[Supplied records start]

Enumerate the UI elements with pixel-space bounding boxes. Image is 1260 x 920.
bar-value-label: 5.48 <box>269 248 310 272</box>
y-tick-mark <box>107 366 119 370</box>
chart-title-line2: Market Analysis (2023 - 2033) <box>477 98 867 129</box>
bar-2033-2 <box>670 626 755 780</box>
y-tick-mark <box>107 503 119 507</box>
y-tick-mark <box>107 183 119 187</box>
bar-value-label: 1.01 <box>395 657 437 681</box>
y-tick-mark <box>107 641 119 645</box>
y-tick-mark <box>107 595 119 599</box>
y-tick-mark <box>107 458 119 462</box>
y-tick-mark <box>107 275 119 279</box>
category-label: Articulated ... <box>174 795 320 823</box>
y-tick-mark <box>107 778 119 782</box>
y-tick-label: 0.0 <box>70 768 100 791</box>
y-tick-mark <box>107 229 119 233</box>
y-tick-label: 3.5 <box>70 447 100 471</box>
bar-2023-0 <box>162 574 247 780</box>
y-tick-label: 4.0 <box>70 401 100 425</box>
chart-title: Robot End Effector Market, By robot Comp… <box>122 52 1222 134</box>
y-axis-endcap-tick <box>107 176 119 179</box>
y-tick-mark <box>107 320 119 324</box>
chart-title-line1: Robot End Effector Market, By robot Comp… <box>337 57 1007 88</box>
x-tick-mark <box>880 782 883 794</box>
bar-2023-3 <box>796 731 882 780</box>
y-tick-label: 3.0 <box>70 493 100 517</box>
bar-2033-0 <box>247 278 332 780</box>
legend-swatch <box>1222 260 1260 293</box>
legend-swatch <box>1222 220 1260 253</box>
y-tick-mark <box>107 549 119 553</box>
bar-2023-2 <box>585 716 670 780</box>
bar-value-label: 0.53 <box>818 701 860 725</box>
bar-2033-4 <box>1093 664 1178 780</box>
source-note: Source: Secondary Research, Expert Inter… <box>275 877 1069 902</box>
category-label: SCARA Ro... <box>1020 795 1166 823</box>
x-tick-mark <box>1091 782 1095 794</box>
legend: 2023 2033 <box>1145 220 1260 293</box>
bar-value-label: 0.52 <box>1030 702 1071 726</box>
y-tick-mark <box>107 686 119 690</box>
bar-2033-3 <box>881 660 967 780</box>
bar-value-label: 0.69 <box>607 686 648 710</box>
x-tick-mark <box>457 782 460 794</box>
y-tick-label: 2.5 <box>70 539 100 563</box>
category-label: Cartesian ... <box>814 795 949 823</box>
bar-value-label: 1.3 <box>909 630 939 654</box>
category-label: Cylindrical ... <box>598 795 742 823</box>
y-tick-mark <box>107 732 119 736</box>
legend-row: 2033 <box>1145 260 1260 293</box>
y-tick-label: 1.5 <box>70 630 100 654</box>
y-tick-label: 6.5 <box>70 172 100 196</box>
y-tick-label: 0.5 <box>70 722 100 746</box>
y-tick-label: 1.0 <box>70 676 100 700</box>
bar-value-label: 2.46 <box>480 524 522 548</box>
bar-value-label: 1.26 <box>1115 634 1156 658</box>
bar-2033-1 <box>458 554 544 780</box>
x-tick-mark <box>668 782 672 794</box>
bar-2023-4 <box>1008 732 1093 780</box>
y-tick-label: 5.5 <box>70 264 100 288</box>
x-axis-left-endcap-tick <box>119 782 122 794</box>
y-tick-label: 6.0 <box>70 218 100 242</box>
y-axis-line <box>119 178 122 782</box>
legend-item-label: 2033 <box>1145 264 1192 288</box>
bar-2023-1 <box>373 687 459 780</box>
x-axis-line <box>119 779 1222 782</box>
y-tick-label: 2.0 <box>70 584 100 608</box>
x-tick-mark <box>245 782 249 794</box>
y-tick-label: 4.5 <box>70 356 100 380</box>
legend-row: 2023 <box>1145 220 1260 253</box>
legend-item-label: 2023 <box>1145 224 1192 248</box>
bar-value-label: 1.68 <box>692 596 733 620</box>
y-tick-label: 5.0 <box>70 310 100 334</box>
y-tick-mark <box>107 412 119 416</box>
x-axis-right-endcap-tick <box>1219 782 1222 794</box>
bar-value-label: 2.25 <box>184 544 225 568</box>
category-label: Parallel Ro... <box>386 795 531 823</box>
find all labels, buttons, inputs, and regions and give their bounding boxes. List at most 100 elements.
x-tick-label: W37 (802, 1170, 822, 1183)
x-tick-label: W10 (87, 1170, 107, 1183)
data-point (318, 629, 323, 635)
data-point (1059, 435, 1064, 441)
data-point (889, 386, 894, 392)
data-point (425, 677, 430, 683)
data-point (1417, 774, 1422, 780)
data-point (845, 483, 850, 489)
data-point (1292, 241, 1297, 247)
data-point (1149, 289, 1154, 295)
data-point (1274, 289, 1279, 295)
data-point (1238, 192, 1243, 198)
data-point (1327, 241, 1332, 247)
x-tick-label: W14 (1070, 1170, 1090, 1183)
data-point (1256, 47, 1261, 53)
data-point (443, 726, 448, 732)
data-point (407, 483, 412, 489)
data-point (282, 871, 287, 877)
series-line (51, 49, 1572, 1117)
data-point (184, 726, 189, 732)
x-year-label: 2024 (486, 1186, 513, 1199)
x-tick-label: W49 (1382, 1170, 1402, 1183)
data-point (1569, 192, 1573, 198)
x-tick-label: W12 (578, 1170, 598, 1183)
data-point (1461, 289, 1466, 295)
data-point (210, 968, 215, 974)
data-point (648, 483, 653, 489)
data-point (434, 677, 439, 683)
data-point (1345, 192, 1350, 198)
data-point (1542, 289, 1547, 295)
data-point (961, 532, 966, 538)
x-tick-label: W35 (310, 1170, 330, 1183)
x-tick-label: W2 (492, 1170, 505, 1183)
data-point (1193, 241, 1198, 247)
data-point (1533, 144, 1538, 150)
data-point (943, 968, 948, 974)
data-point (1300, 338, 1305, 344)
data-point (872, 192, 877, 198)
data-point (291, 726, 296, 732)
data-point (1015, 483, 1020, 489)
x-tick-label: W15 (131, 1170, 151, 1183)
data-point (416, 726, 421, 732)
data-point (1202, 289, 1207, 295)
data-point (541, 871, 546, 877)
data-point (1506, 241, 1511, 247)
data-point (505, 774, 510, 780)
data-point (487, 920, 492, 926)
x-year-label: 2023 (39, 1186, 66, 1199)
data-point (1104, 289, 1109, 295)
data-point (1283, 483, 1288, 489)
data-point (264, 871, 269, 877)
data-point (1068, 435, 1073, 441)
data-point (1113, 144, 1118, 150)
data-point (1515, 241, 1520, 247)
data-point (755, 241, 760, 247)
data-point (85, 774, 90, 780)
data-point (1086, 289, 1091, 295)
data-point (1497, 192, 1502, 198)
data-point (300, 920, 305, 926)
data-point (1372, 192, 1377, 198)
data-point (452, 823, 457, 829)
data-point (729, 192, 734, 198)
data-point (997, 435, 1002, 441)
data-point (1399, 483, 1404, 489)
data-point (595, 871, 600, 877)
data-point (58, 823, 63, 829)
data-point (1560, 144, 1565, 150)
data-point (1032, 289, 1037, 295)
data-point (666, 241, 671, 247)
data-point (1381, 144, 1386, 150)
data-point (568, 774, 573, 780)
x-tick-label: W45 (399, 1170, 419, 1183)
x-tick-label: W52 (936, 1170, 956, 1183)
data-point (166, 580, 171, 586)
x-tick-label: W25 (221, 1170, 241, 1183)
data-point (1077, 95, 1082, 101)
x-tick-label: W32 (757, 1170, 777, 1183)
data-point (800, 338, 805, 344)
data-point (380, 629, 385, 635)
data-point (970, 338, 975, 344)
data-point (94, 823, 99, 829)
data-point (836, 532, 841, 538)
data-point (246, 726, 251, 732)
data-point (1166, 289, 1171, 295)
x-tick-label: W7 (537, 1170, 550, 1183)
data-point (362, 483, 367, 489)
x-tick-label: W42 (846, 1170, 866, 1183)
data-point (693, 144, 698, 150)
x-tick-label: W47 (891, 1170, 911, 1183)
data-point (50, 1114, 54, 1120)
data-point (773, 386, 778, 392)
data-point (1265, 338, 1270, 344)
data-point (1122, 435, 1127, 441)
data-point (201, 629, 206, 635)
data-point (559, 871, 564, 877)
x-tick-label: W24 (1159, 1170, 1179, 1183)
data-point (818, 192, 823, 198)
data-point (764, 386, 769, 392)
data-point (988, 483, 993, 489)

[Supplied records end]
[Supplied records start]

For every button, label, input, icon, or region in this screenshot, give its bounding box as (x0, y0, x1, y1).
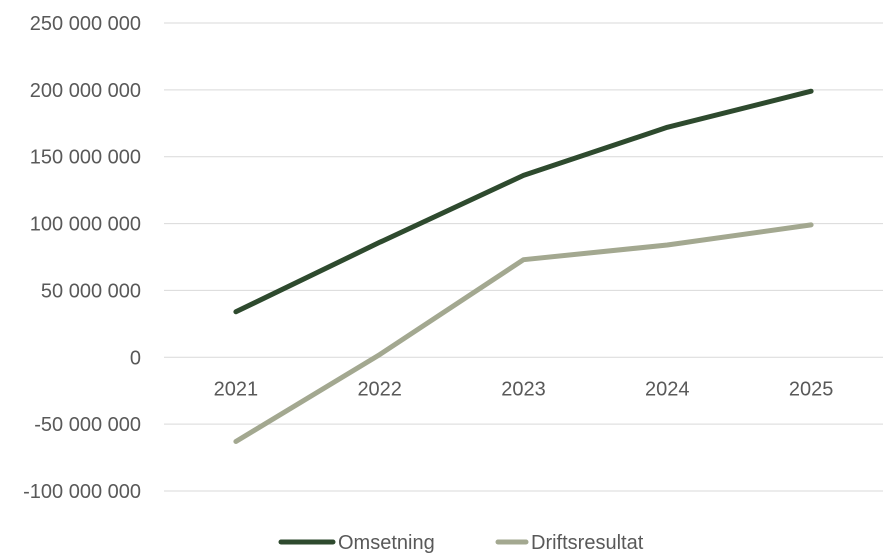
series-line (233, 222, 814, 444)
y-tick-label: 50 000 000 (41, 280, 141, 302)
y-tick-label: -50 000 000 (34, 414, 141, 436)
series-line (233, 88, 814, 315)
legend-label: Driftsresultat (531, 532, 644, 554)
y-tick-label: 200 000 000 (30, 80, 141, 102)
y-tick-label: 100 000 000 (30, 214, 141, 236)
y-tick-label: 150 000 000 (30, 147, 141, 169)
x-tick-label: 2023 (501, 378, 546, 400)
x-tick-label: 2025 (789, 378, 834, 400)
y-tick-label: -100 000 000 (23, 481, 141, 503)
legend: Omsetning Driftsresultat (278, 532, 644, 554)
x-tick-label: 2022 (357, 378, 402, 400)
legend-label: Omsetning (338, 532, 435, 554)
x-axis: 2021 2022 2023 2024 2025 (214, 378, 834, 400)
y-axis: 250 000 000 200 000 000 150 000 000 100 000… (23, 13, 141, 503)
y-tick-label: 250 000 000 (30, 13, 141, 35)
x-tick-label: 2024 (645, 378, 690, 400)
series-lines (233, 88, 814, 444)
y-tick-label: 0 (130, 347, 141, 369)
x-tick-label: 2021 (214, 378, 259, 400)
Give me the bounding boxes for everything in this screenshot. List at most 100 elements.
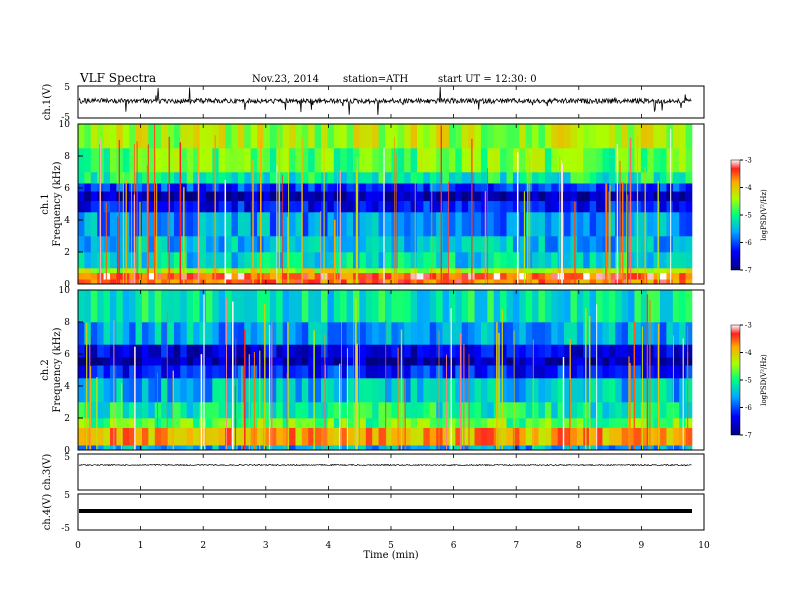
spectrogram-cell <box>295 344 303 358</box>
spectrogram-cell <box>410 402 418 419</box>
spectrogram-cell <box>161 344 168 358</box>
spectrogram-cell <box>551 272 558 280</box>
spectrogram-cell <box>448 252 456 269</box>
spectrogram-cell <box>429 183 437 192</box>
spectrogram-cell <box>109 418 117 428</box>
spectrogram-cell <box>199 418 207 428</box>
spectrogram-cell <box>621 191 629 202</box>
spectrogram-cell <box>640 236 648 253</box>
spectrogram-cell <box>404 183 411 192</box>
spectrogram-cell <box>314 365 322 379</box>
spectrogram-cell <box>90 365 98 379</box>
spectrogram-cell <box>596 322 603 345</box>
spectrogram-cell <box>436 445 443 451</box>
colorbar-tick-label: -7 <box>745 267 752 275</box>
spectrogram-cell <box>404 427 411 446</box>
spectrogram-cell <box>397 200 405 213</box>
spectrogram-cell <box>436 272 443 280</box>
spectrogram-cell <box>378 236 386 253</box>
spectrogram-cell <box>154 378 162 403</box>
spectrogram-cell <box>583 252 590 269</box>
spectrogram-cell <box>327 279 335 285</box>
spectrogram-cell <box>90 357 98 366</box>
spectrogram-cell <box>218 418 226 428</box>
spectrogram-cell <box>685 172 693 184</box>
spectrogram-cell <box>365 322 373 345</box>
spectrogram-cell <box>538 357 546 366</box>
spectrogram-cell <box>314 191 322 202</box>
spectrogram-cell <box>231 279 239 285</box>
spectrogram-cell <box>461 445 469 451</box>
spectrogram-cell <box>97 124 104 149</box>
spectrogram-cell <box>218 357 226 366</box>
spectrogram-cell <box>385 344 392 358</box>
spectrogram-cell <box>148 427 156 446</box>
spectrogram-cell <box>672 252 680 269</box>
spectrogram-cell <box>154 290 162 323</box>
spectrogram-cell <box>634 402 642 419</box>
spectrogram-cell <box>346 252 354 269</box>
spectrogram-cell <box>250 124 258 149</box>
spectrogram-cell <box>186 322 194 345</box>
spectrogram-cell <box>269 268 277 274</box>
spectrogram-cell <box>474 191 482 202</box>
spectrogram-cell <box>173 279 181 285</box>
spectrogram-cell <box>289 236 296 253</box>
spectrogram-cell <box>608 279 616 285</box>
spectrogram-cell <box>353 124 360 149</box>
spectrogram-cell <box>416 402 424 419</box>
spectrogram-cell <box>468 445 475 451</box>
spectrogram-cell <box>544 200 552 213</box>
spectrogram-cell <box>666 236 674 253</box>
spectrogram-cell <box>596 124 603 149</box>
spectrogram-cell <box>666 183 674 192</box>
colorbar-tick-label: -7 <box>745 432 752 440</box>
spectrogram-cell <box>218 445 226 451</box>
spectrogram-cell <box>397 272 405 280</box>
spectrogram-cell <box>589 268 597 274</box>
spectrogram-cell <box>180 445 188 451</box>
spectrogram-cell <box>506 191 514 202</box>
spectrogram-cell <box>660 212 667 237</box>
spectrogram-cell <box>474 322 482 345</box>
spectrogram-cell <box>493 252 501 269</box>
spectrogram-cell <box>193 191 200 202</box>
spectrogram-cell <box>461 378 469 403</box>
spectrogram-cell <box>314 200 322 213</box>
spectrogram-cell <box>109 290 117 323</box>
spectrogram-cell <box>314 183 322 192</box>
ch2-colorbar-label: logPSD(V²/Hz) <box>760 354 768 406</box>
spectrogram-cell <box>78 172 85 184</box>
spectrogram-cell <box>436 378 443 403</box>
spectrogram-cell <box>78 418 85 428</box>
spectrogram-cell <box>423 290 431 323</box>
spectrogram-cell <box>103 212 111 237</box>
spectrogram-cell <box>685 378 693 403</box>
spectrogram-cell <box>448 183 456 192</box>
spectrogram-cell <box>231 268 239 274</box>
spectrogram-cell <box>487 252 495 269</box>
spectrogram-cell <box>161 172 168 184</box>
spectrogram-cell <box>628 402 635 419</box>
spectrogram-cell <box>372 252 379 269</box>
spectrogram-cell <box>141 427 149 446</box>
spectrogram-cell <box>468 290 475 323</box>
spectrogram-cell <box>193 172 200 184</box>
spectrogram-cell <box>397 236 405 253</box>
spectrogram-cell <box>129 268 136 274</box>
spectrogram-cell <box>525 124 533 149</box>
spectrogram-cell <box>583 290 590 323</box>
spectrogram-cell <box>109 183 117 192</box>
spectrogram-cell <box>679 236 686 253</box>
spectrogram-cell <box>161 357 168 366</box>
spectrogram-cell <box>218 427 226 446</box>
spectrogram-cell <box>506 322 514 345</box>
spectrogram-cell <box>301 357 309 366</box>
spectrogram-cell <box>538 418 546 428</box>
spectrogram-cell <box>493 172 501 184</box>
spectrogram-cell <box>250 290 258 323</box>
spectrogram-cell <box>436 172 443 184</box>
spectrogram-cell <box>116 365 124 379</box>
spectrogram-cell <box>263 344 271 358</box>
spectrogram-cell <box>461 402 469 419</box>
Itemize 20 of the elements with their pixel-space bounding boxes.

[Supplied records end]

● Work to complete
Render the rows above as a numbered list, omitting blank lines, starting at the line that contains "Enumerate the UI" and stopping after the line that contains "y-tick-label: 1.5 <box>70 630 100 654</box>".

● Answer to this task
1. Enumerate the UI elements with pixel-space bounding boxes. Image is 1260 x 920.
2. bar-value-label: 5.48 <box>269 248 310 272</box>
3. y-tick-mark <box>107 366 119 370</box>
4. chart-title-line2: Market Analysis (2023 - 2033) <box>477 98 867 129</box>
5. bar-2033-2 <box>670 626 755 780</box>
6. y-tick-mark <box>107 503 119 507</box>
7. y-tick-mark <box>107 183 119 187</box>
8. bar-value-label: 1.01 <box>395 657 437 681</box>
9. y-tick-mark <box>107 641 119 645</box>
10. y-tick-mark <box>107 595 119 599</box>
11. y-tick-mark <box>107 458 119 462</box>
12. y-tick-mark <box>107 275 119 279</box>
13. category-label: Articulated ... <box>174 795 320 823</box>
14. y-tick-mark <box>107 778 119 782</box>
15. y-tick-label: 0.0 <box>70 768 100 791</box>
16. y-tick-mark <box>107 229 119 233</box>
17. y-tick-label: 3.5 <box>70 447 100 471</box>
18. bar-2023-0 <box>162 574 247 780</box>
19. y-tick-label: 4.0 <box>70 401 100 425</box>
20. chart-title: Robot End Effector Market, By robot Comp… <box>122 52 1222 134</box>
21. y-axis-endcap-tick <box>107 176 119 179</box>
22. y-tick-mark <box>107 320 119 324</box>
23. chart-title-line1: Robot End Effector Market, By robot Comp… <box>337 57 1007 88</box>
24. x-tick-mark <box>880 782 883 794</box>
25. bar-2023-3 <box>796 731 882 780</box>
26. y-tick-label: 3.0 <box>70 493 100 517</box>
27. bar-2033-0 <box>247 278 332 780</box>
28. legend-swatch <box>1222 260 1260 293</box>
29. legend-swatch <box>1222 220 1260 253</box>
30. y-tick-mark <box>107 549 119 553</box>
31. bar-2023-2 <box>585 716 670 780</box>
32. bar-value-label: 0.53 <box>818 701 860 725</box>
33. bar-2033-4 <box>1093 664 1178 780</box>
34. source-note: Source: Secondary Research, Expert Inter… <box>275 877 1069 902</box>
35. category-label: SCARA Ro... <box>1020 795 1166 823</box>
36. x-tick-mark <box>1091 782 1095 794</box>
37. legend: 2023 2033 <box>1145 220 1260 293</box>
38. bar-value-label: 0.52 <box>1030 702 1071 726</box>
39. y-tick-mark <box>107 686 119 690</box>
40. bar-2033-3 <box>881 660 967 780</box>
41. bar-value-label: 0.69 <box>607 686 648 710</box>
42. x-tick-mark <box>457 782 460 794</box>
43. y-tick-label: 2.5 <box>70 539 100 563</box>
44. category-label: Cartesian ... <box>814 795 949 823</box>
45. bar-value-label: 1.3 <box>909 630 939 654</box>
46. category-label: Cylindrical ... <box>598 795 742 823</box>
47. y-tick-mark <box>107 732 119 736</box>
48. legend-row: 2033 <box>1145 260 1260 293</box>
49. y-tick-label: 1.5 <box>70 630 100 654</box>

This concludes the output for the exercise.